**Raw data**.
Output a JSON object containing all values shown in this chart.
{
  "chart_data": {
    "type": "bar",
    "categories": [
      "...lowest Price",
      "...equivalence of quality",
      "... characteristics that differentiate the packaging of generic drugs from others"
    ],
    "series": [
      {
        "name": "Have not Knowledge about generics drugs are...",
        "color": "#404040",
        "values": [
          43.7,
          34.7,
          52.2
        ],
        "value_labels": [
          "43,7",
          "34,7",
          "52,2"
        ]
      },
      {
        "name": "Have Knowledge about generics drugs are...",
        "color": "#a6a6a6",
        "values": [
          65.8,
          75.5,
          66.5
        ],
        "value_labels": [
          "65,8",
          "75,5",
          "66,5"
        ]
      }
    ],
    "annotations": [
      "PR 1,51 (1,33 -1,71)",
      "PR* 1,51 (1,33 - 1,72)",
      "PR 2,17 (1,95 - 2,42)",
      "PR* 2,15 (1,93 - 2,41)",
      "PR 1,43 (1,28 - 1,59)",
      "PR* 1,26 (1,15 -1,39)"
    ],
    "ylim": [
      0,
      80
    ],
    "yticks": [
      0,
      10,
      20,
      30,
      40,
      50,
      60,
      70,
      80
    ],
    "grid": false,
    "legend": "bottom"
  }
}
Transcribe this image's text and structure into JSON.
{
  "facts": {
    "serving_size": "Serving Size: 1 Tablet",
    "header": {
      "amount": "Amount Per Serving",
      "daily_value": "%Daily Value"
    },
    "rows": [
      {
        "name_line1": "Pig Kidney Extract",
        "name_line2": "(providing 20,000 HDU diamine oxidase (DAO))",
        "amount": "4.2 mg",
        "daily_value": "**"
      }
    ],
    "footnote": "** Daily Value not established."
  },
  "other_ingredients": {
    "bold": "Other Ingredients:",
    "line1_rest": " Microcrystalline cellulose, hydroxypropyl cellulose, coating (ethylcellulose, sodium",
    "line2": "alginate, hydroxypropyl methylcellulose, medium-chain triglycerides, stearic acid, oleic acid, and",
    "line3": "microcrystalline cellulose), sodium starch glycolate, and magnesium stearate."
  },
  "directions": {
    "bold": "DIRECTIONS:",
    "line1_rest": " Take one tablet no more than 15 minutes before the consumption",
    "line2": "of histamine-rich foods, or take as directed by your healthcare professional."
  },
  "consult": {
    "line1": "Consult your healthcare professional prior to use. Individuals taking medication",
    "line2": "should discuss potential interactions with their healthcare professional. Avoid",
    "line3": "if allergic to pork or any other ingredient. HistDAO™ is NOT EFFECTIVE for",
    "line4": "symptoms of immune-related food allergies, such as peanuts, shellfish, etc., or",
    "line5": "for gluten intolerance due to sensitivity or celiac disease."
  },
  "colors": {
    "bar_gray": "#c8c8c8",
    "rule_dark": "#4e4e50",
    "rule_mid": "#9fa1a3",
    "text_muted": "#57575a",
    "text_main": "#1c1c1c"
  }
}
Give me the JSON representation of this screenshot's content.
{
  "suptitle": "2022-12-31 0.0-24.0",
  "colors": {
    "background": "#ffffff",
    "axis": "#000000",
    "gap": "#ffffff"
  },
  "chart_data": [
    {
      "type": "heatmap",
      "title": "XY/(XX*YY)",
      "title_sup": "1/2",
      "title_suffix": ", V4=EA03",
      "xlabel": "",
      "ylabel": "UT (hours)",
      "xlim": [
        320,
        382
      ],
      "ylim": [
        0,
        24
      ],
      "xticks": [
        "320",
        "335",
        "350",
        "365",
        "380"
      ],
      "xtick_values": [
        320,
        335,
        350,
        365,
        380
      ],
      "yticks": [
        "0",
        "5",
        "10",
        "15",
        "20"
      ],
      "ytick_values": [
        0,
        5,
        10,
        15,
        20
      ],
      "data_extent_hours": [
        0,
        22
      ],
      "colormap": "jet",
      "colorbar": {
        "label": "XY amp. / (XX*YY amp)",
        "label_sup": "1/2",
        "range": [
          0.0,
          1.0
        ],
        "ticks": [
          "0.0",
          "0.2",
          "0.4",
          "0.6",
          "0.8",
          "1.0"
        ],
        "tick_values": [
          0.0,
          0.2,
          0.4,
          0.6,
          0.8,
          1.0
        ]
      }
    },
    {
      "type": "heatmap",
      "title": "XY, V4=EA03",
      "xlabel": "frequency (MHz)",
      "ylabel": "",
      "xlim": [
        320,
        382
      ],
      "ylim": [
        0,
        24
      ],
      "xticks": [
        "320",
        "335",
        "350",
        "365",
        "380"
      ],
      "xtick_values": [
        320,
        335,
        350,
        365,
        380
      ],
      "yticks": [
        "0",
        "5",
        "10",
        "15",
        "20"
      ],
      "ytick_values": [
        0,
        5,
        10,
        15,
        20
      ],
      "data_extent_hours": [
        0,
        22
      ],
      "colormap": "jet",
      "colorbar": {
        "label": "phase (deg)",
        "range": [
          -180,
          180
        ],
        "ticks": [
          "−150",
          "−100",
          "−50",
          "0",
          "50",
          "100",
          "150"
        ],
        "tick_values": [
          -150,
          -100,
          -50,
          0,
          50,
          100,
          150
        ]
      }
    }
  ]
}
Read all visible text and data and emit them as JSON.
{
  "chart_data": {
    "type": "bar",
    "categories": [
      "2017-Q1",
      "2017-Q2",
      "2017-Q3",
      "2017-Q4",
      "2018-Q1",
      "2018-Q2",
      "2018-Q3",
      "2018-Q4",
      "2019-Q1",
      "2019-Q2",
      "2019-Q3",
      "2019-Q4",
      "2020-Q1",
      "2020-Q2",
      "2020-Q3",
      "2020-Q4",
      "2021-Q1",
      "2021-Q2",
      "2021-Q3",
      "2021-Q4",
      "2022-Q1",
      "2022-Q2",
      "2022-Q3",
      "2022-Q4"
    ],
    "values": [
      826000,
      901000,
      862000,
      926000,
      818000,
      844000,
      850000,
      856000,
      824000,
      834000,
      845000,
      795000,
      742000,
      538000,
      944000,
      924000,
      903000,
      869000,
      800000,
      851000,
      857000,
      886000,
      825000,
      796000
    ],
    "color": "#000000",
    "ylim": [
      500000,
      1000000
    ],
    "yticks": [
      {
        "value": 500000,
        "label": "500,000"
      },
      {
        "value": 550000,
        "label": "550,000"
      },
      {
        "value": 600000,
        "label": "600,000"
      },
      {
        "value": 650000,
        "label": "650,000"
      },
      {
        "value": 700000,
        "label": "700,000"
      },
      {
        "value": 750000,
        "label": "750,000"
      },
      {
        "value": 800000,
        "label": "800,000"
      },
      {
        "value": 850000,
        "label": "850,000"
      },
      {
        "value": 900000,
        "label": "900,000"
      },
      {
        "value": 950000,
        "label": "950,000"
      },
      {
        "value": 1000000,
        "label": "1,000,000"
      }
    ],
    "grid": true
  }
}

**Challenge**.
Return all of the data precisely as it appears.

**Full solution**.
Output a JSON object containing all values shown in this chart.
{
  "chart_data": {
    "type": "bar",
    "categories": [
      "...lowest Price",
      "...equivalence of quality",
      "... characteristics that differentiate the packaging of generic drugs from others"
    ],
    "series": [
      {
        "name": "Have not Knowledge about generics drugs are...",
        "color": "#404040",
        "values": [
          43.7,
          34.7,
          52.2
        ],
        "value_labels": [
          "43,7",
          "34,7",
          "52,2"
        ]
      },
      {
        "name": "Have Knowledge about generics drugs are...",
        "color": "#a6a6a6",
        "values": [
          65.8,
          75.5,
          66.5
        ],
        "value_labels": [
          "65,8",
          "75,5",
          "66,5"
        ]
      }
    ],
    "annotations": [
      "PR 1,51 (1,33 -1,71)",
      "PR* 1,51 (1,33 - 1,72)",
      "PR 2,17 (1,95 - 2,42)",
      "PR* 2,15 (1,93 - 2,41)",
      "PR 1,43 (1,28 - 1,59)",
      "PR* 1,26 (1,15 -1,39)"
    ],
    "ylim": [
      0,
      80
    ],
    "yticks": [
      0,
      10,
      20,
      30,
      40,
      50,
      60,
      70,
      80
    ],
    "grid": false,
    "legend": "bottom"
  }
}
Transcribe this image's text and structure into JSON.
{
  "facts": {
    "serving_size": "Serving Size: 1 Tablet",
    "header": {
      "amount": "Amount Per Serving",
      "daily_value": "%Daily Value"
    },
    "rows": [
      {
        "name_line1": "Pig Kidney Extract",
        "name_line2": "(providing 20,000 HDU diamine oxidase (DAO))",
        "amount": "4.2 mg",
        "daily_value": "**"
      }
    ],
    "footnote": "** Daily Value not established."
  },
  "other_ingredients": {
    "bold": "Other Ingredients:",
    "line1_rest": " Microcrystalline cellulose, hydroxypropyl cellulose, coating (ethylcellulose, sodium",
    "line2": "alginate, hydroxypropyl methylcellulose, medium-chain triglycerides, stearic acid, oleic acid, and",
    "line3": "microcrystalline cellulose), sodium starch glycolate, and magnesium stearate."
  },
  "directions": {
    "bold": "DIRECTIONS:",
    "line1_rest": " Take one tablet no more than 15 minutes before the consumption",
    "line2": "of histamine-rich foods, or take as directed by your healthcare professional."
  },
  "consult": {
    "line1": "Consult your healthcare professional prior to use. Individuals taking medication",
    "line2": "should discuss potential interactions with their healthcare professional. Avoid",
    "line3": "if allergic to pork or any other ingredient. HistDAO™ is NOT EFFECTIVE for",
    "line4": "symptoms of immune-related food allergies, such as peanuts, shellfish, etc., or",
    "line5": "for gluten intolerance due to sensitivity or celiac disease."
  },
  "colors": {
    "bar_gray": "#c8c8c8",
    "rule_dark": "#4e4e50",
    "rule_mid": "#9fa1a3",
    "text_muted": "#57575a",
    "text_main": "#1c1c1c"
  }
}
Give me the JSON representation of this screenshot's content.
{
  "suptitle": "2022-12-31 0.0-24.0",
  "colors": {
    "background": "#ffffff",
    "axis": "#000000",
    "gap": "#ffffff"
  },
  "chart_data": [
    {
      "type": "heatmap",
      "title": "XY/(XX*YY)",
      "title_sup": "1/2",
      "title_suffix": ", V4=EA03",
      "xlabel": "",
      "ylabel": "UT (hours)",
      "xlim": [
        320,
        382
      ],
      "ylim": [
        0,
        24
      ],
      "xticks": [
        "320",
        "335",
        "350",
        "365",
        "380"
      ],
      "xtick_values": [
        320,
        335,
        350,
        365,
        380
      ],
      "yticks": [
        "0",
        "5",
        "10",
        "15",
        "20"
      ],
      "ytick_values": [
        0,
        5,
        10,
        15,
        20
      ],
      "data_extent_hours": [
        0,
        22
      ],
      "colormap": "jet",
      "colorbar": {
        "label": "XY amp. / (XX*YY amp)",
        "label_sup": "1/2",
        "range": [
          0.0,
          1.0
        ],
        "ticks": [
          "0.0",
          "0.2",
          "0.4",
          "0.6",
          "0.8",
          "1.0"
        ],
        "tick_values": [
          0.0,
          0.2,
          0.4,
          0.6,
          0.8,
          1.0
        ]
      }
    },
    {
      "type": "heatmap",
      "title": "XY, V4=EA03",
      "xlabel": "frequency (MHz)",
      "ylabel": "",
      "xlim": [
        320,
        382
      ],
      "ylim": [
        0,
        24
      ],
      "xticks": [
        "320",
        "335",
        "350",
        "365",
        "380"
      ],
      "xtick_values": [
        320,
        335,
        350,
        365,
        380
      ],
      "yticks": [
        "0",
        "5",
        "10",
        "15",
        "20"
      ],
      "ytick_values": [
        0,
        5,
        10,
        15,
        20
      ],
      "data_extent_hours": [
        0,
        22
      ],
      "colormap": "jet",
      "colorbar": {
        "label": "phase (deg)",
        "range": [
          -180,
          180
        ],
        "ticks": [
          "−150",
          "−100",
          "−50",
          "0",
          "50",
          "100",
          "150"
        ],
        "tick_values": [
          -150,
          -100,
          -50,
          0,
          50,
          100,
          150
        ]
      }
    }
  ]
}
Read all visible text and data and emit them as JSON.
{
  "chart_data": {
    "type": "bar",
    "categories": [
      "2017-Q1",
      "2017-Q2",
      "2017-Q3",
      "2017-Q4",
      "2018-Q1",
      "2018-Q2",
      "2018-Q3",
      "2018-Q4",
      "2019-Q1",
      "2019-Q2",
      "2019-Q3",
      "2019-Q4",
      "2020-Q1",
      "2020-Q2",
      "2020-Q3",
      "2020-Q4",
      "2021-Q1",
      "2021-Q2",
      "2021-Q3",
      "2021-Q4",
      "2022-Q1",
      "2022-Q2",
      "2022-Q3",
      "2022-Q4"
    ],
    "values": [
      826000,
      901000,
      862000,
      926000,
      818000,
      844000,
      850000,
      856000,
      824000,
      834000,
      845000,
      795000,
      742000,
      538000,
      944000,
      924000,
      903000,
      869000,
      800000,
      851000,
      857000,
      886000,
      825000,
      796000
    ],
    "color": "#000000",
    "ylim": [
      500000,
      1000000
    ],
    "yticks": [
      {
        "value": 500000,
        "label": "500,000"
      },
      {
        "value": 550000,
        "label": "550,000"
      },
      {
        "value": 600000,
        "label": "600,000"
      },
      {
        "value": 650000,
        "label": "650,000"
      },
      {
        "value": 700000,
        "label": "700,000"
      },
      {
        "value": 750000,
        "label": "750,000"
      },
      {
        "value": 800000,
        "label": "800,000"
      },
      {
        "value": 850000,
        "label": "850,000"
      },
      {
        "value": 900000,
        "label": "900,000"
      },
      {
        "value": 950000,
        "label": "950,000"
      },
      {
        "value": 1000000,
        "label": "1,000,000"
      }
    ],
    "grid": true
  }
}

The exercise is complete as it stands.